Dataset records
○ ○ ○ ○ ○

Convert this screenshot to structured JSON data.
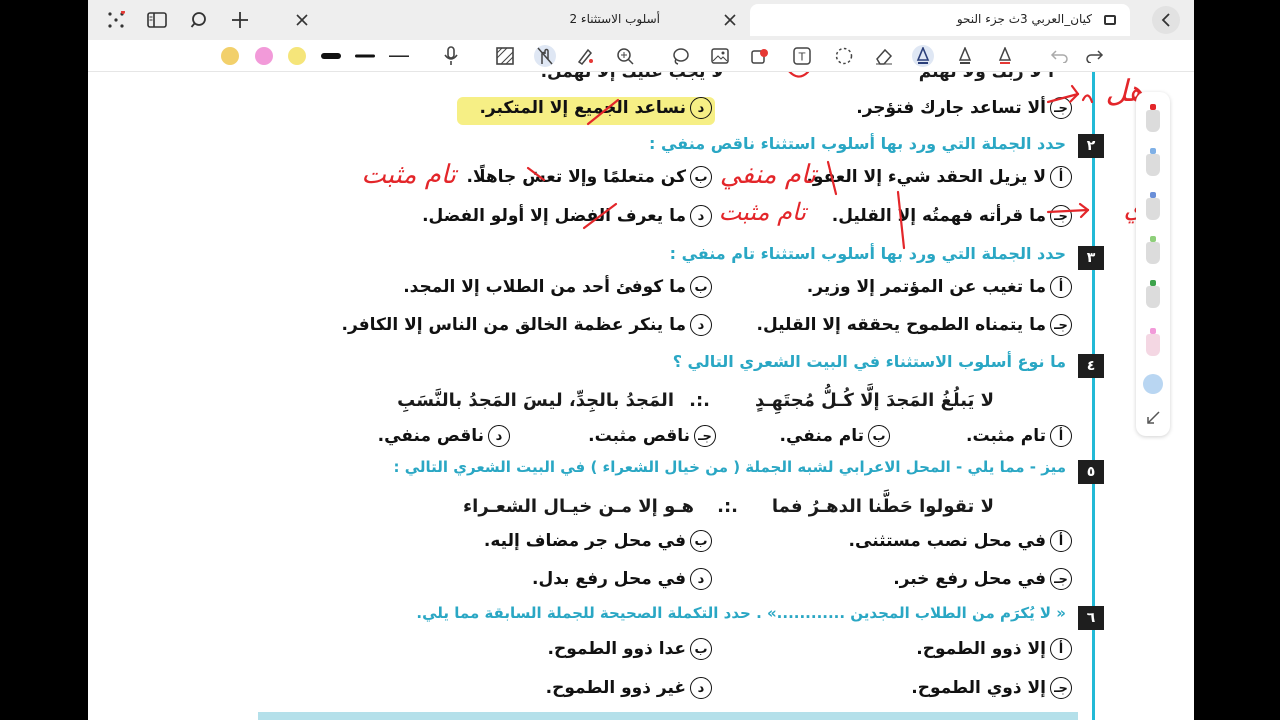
{
  "tabs": [
    {
      "label": "أسلوب الاستثناء 2",
      "active": false
    },
    {
      "label": "كيان_العربي 3ث جزء النحو",
      "active": true
    }
  ],
  "tabbar_icons": [
    "grid-dots-icon",
    "sidebar-icon",
    "search-icon",
    "plus-icon",
    "back-chevron-icon"
  ],
  "toolbar": {
    "swatches": [
      "#f2d06b",
      "#f29ad9",
      "#f5e57a"
    ],
    "icons": [
      "pen-thick-icon",
      "pen-medium-icon",
      "pen-thin-icon",
      "microphone-icon",
      "pattern-icon",
      "no-touch-icon",
      "highlighter-icon",
      "zoom-icon",
      "lasso-icon",
      "image-icon",
      "shape-icon",
      "text-box-icon",
      "selection-icon",
      "eraser-icon",
      "pen-tool-icon",
      "pencil-icon",
      "marker-icon",
      "undo-icon",
      "redo-icon"
    ]
  },
  "page": {
    "top_partial_right": "أ لا ربك ولا تهتم",
    "top_partial_left": "لا يجب عليك إلا تهمل.",
    "q1_options": {
      "j": "ألا تساعد جارك فتؤجر.",
      "d": "نساعد الجميع إلا المتكبر."
    },
    "q2": {
      "number": "٢",
      "prompt": "حدد الجملة التي ورد بها أسلوب استثناء ناقص منفي :",
      "a": "لا يزيل الحقد شيء إلا العفو.",
      "b": "كن متعلمًا وإلا تعش جاهلًا.",
      "j": "ما قرأته فهمتُه إلا القليل.",
      "d": "ما يعرف الفضل إلا أولو الفضل."
    },
    "q3": {
      "number": "٣",
      "prompt": "حدد الجملة التي ورد بها أسلوب استثناء تام منفي :",
      "a": "ما تغيب عن المؤتمر إلا وزير.",
      "b": "ما كوفئ أحد من الطلاب إلا المجد.",
      "j": "ما يتمناه الطموح يحققه إلا القليل.",
      "d": "ما ينكر عظمة الخالق من الناس إلا الكافر."
    },
    "q4": {
      "number": "٤",
      "prompt": "ما نوع أسلوب الاستثناء في البيت الشعري التالي ؟",
      "verse_right": "لا يَبلُغُ المَجدَ إلَّا كُـلُّ مُجتَهِـدٍ",
      "verse_sep": ".:.",
      "verse_left": "المَجدُ بالجِدِّ، ليسَ المَجدُ بالنَّسَبِ",
      "a": "تام مثبت.",
      "b": "تام منفي.",
      "j": "ناقص مثبت.",
      "d": "ناقص منفي."
    },
    "q5": {
      "number": "٥",
      "prompt": "ميز - مما يلي - المحل الاعرابي لشبه الجملة ( من خيال الشعراء ) في البيت الشعري التالي :",
      "verse_right": "لا تقولوا حَطَّنا الدهـرُ فما",
      "verse_sep": ".:.",
      "verse_left": "هـو إلا مـن خيـال الشعـراء",
      "a": "في محل نصب مستثنى.",
      "b": "في محل جر مضاف إليه.",
      "j": "في محل رفع خبر.",
      "d": "في محل رفع بدل."
    },
    "q6": {
      "number": "٦",
      "prompt": "« لا يُكرَم من الطلاب المجدين ............» . حدد التكملة الصحيحة للجملة السابقة مما يلي.",
      "a": "إلا ذوو الطموح.",
      "b": "عدا ذوو الطموح.",
      "j": "إلا ذوي الطموح.",
      "d": "غير ذوو الطموح."
    },
    "letters": {
      "a": "أ",
      "b": "ب",
      "j": "جـ",
      "d": "د"
    }
  },
  "handwriting": {
    "hal": "هل",
    "tam_munfi": "تام منفي",
    "tam_muthbat_1": "تام مثبت",
    "tam_muthbat_2": "تام مثبت",
    "ya": "ي"
  },
  "colors": {
    "accent_cyan": "#2aa7c4",
    "handwriting_red": "#e3262a",
    "highlight_yellow": "#f6ef85"
  }
}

○ ○ ○ ○ ○

» **GIVEN PROBLEM**
Return the material word for word. Pictures are not part of the copy.

» **RESPONSE FOR THIS EXERCISE**
Convert this screenshot to structured JSON data.
{
  "tabs": [
    {
      "label": "أسلوب الاستثناء 2",
      "active": false
    },
    {
      "label": "كيان_العربي 3ث جزء النحو",
      "active": true
    }
  ],
  "tabbar_icons": [
    "grid-dots-icon",
    "sidebar-icon",
    "search-icon",
    "plus-icon",
    "back-chevron-icon"
  ],
  "toolbar": {
    "swatches": [
      "#f2d06b",
      "#f29ad9",
      "#f5e57a"
    ],
    "icons": [
      "pen-thick-icon",
      "pen-medium-icon",
      "pen-thin-icon",
      "microphone-icon",
      "pattern-icon",
      "no-touch-icon",
      "highlighter-icon",
      "zoom-icon",
      "lasso-icon",
      "image-icon",
      "shape-icon",
      "text-box-icon",
      "selection-icon",
      "eraser-icon",
      "pen-tool-icon",
      "pencil-icon",
      "marker-icon",
      "undo-icon",
      "redo-icon"
    ]
  },
  "page": {
    "top_partial_right": "أ لا ربك ولا تهتم",
    "top_partial_left": "لا يجب عليك إلا تهمل.",
    "q1_options": {
      "j": "ألا تساعد جارك فتؤجر.",
      "d": "نساعد الجميع إلا المتكبر."
    },
    "q2": {
      "number": "٢",
      "prompt": "حدد الجملة التي ورد بها أسلوب استثناء ناقص منفي :",
      "a": "لا يزيل الحقد شيء إلا العفو.",
      "b": "كن متعلمًا وإلا تعش جاهلًا.",
      "j": "ما قرأته فهمتُه إلا القليل.",
      "d": "ما يعرف الفضل إلا أولو الفضل."
    },
    "q3": {
      "number": "٣",
      "prompt": "حدد الجملة التي ورد بها أسلوب استثناء تام منفي :",
      "a": "ما تغيب عن المؤتمر إلا وزير.",
      "b": "ما كوفئ أحد من الطلاب إلا المجد.",
      "j": "ما يتمناه الطموح يحققه إلا القليل.",
      "d": "ما ينكر عظمة الخالق من الناس إلا الكافر."
    },
    "q4": {
      "number": "٤",
      "prompt": "ما نوع أسلوب الاستثناء في البيت الشعري التالي ؟",
      "verse_right": "لا يَبلُغُ المَجدَ إلَّا كُـلُّ مُجتَهِـدٍ",
      "verse_sep": ".:.",
      "verse_left": "المَجدُ بالجِدِّ، ليسَ المَجدُ بالنَّسَبِ",
      "a": "تام مثبت.",
      "b": "تام منفي.",
      "j": "ناقص مثبت.",
      "d": "ناقص منفي."
    },
    "q5": {
      "number": "٥",
      "prompt": "ميز - مما يلي - المحل الاعرابي لشبه الجملة ( من خيال الشعراء ) في البيت الشعري التالي :",
      "verse_right": "لا تقولوا حَطَّنا الدهـرُ فما",
      "verse_sep": ".:.",
      "verse_left": "هـو إلا مـن خيـال الشعـراء",
      "a": "في محل نصب مستثنى.",
      "b": "في محل جر مضاف إليه.",
      "j": "في محل رفع خبر.",
      "d": "في محل رفع بدل."
    },
    "q6": {
      "number": "٦",
      "prompt": "« لا يُكرَم من الطلاب المجدين ............» . حدد التكملة الصحيحة للجملة السابقة مما يلي.",
      "a": "إلا ذوو الطموح.",
      "b": "عدا ذوو الطموح.",
      "j": "إلا ذوي الطموح.",
      "d": "غير ذوو الطموح."
    },
    "letters": {
      "a": "أ",
      "b": "ب",
      "j": "جـ",
      "d": "د"
    }
  },
  "handwriting": {
    "hal": "هل",
    "tam_munfi": "تام منفي",
    "tam_muthbat_1": "تام مثبت",
    "tam_muthbat_2": "تام مثبت",
    "ya": "ي"
  },
  "colors": {
    "accent_cyan": "#2aa7c4",
    "handwriting_red": "#e3262a",
    "highlight_yellow": "#f6ef85"
  }
}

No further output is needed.